— START OF GIVEN ENTRIES —

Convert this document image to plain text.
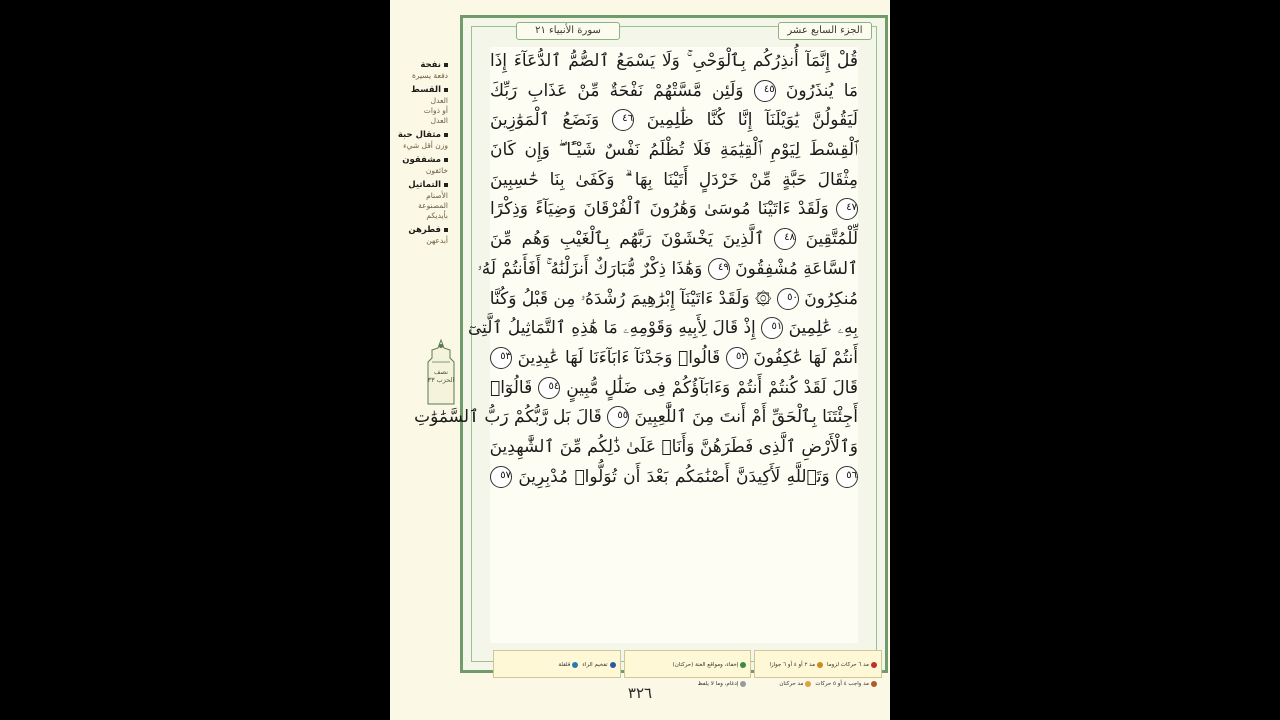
نفحة
دفعة يسيرة
القسط
العدل
أو ذوات
العدل
مثقال حبة
وزن أقل شيء
مشفقون
خائفون
التماثيل
الأصنام
المصنوعة
بأيديكم
فطرهن
أبدعهن
نصف الحزب ٣٣
الجزء السابع عشر
سورة الأنبياء ٢١
قُلْ إِنَّمَآ أُنذِرُكُم بِٱلْوَحْىِ ۚ وَلَا يَسْمَعُ ٱلصُّمُّ ٱلدُّعَآءَ إِذَا
مَا يُنذَرُونَ ٤٥ وَلَئِن مَّسَّتْهُمْ نَفْحَةٌ مِّنْ عَذَابِ رَبِّكَ
لَيَقُولُنَّ يَٰوَيْلَنَآ إِنَّا كُنَّا ظَٰلِمِينَ ٤٦ وَنَضَعُ ٱلْمَوَٰزِينَ
ٱلْقِسْطَ لِيَوْمِ ٱلْقِيَٰمَةِ فَلَا تُظْلَمُ نَفْسٌ شَيْـًٔا ۖ وَإِن كَانَ
مِثْقَالَ حَبَّةٍ مِّنْ خَرْدَلٍ أَتَيْنَا بِهَا ۗ وَكَفَىٰ بِنَا حَٰسِبِينَ
٤٧ وَلَقَدْ ءَاتَيْنَا مُوسَىٰ وَهَٰرُونَ ٱلْفُرْقَانَ وَضِيَآءً وَذِكْرًا
لِّلْمُتَّقِينَ ٤٨ ٱلَّذِينَ يَخْشَوْنَ رَبَّهُم بِٱلْغَيْبِ وَهُم مِّنَ
ٱلسَّاعَةِ مُشْفِقُونَ ٤٩ وَهَٰذَا ذِكْرٌ مُّبَارَكٌ أَنزَلْنَٰهُ ۚ أَفَأَنتُمْ لَهُۥ
مُنكِرُونَ ٥٠ ۞ وَلَقَدْ ءَاتَيْنَآ إِبْرَٰهِيمَ رُشْدَهُۥ مِن قَبْلُ وَكُنَّا
بِهِۦ عَٰلِمِينَ ٥١ إِذْ قَالَ لِأَبِيهِ وَقَوْمِهِۦ مَا هَٰذِهِ ٱلتَّمَاثِيلُ ٱلَّتِىٓ
أَنتُمْ لَهَا عَٰكِفُونَ ٥٢ قَالُوا۟ وَجَدْنَآ ءَابَآءَنَا لَهَا عَٰبِدِينَ ٥٣
قَالَ لَقَدْ كُنتُمْ أَنتُمْ وَءَابَآؤُكُمْ فِى ضَلَٰلٍ مُّبِينٍ ٥٤ قَالُوٓا۟
أَجِئْتَنَا بِٱلْحَقِّ أَمْ أَنتَ مِنَ ٱللَّٰعِبِينَ ٥٥ قَالَ بَل رَّبُّكُمْ رَبُّ ٱلسَّمَٰوَٰتِ
وَٱلْأَرْضِ ٱلَّذِى فَطَرَهُنَّ وَأَنَا۠ عَلَىٰ ذَٰلِكُم مِّنَ ٱلشَّٰهِدِينَ
٥٦ وَتَٱللَّهِ لَأَكِيدَنَّ أَصْنَٰمَكُم بَعْدَ أَن تُوَلُّوا۟ مُدْبِرِينَ ٥٧
مد ٦ حركات لزوما
مد ٢ أو ٤ أو ٦ جوازا
مد واجب ٤ أو ٥ حركات
مد حركتان
إخفاء، ومواقع الغنة (حركتان)
إدغام، وما لا يلفظ
تفخيم الراء
قلقلة
٣٢٦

— END OF GIVEN ENTRIES —

TASK STATEMENT
Reproduce every entry word for word, but omit the pictures.

COMPLETED EXERCISE
Convert this document image to plain text.
نفحة
دفعة يسيرة
القسط
العدل
أو ذوات
العدل
مثقال حبة
وزن أقل شيء
مشفقون
خائفون
التماثيل
الأصنام
المصنوعة
بأيديكم
فطرهن
أبدعهن
نصف الحزب ٣٣
الجزء السابع عشر
سورة الأنبياء ٢١
قُلْ إِنَّمَآ أُنذِرُكُم بِٱلْوَحْىِ ۚ وَلَا يَسْمَعُ ٱلصُّمُّ ٱلدُّعَآءَ إِذَا
مَا يُنذَرُونَ ٤٥ وَلَئِن مَّسَّتْهُمْ نَفْحَةٌ مِّنْ عَذَابِ رَبِّكَ
لَيَقُولُنَّ يَٰوَيْلَنَآ إِنَّا كُنَّا ظَٰلِمِينَ ٤٦ وَنَضَعُ ٱلْمَوَٰزِينَ
ٱلْقِسْطَ لِيَوْمِ ٱلْقِيَٰمَةِ فَلَا تُظْلَمُ نَفْسٌ شَيْـًٔا ۖ وَإِن كَانَ
مِثْقَالَ حَبَّةٍ مِّنْ خَرْدَلٍ أَتَيْنَا بِهَا ۗ وَكَفَىٰ بِنَا حَٰسِبِينَ
٤٧ وَلَقَدْ ءَاتَيْنَا مُوسَىٰ وَهَٰرُونَ ٱلْفُرْقَانَ وَضِيَآءً وَذِكْرًا
لِّلْمُتَّقِينَ ٤٨ ٱلَّذِينَ يَخْشَوْنَ رَبَّهُم بِٱلْغَيْبِ وَهُم مِّنَ
ٱلسَّاعَةِ مُشْفِقُونَ ٤٩ وَهَٰذَا ذِكْرٌ مُّبَارَكٌ أَنزَلْنَٰهُ ۚ أَفَأَنتُمْ لَهُۥ
مُنكِرُونَ ٥٠ ۞ وَلَقَدْ ءَاتَيْنَآ إِبْرَٰهِيمَ رُشْدَهُۥ مِن قَبْلُ وَكُنَّا
بِهِۦ عَٰلِمِينَ ٥١ إِذْ قَالَ لِأَبِيهِ وَقَوْمِهِۦ مَا هَٰذِهِ ٱلتَّمَاثِيلُ ٱلَّتِىٓ
أَنتُمْ لَهَا عَٰكِفُونَ ٥٢ قَالُوا۟ وَجَدْنَآ ءَابَآءَنَا لَهَا عَٰبِدِينَ ٥٣
قَالَ لَقَدْ كُنتُمْ أَنتُمْ وَءَابَآؤُكُمْ فِى ضَلَٰلٍ مُّبِينٍ ٥٤ قَالُوٓا۟
أَجِئْتَنَا بِٱلْحَقِّ أَمْ أَنتَ مِنَ ٱللَّٰعِبِينَ ٥٥ قَالَ بَل رَّبُّكُمْ رَبُّ ٱلسَّمَٰوَٰتِ
وَٱلْأَرْضِ ٱلَّذِى فَطَرَهُنَّ وَأَنَا۠ عَلَىٰ ذَٰلِكُم مِّنَ ٱلشَّٰهِدِينَ
٥٦ وَتَٱللَّهِ لَأَكِيدَنَّ أَصْنَٰمَكُم بَعْدَ أَن تُوَلُّوا۟ مُدْبِرِينَ ٥٧
مد ٦ حركات لزوما
مد ٢ أو ٤ أو ٦ جوازا
مد واجب ٤ أو ٥ حركات
مد حركتان
إخفاء، ومواقع الغنة (حركتان)
إدغام، وما لا يلفظ
تفخيم الراء
قلقلة
٣٢٦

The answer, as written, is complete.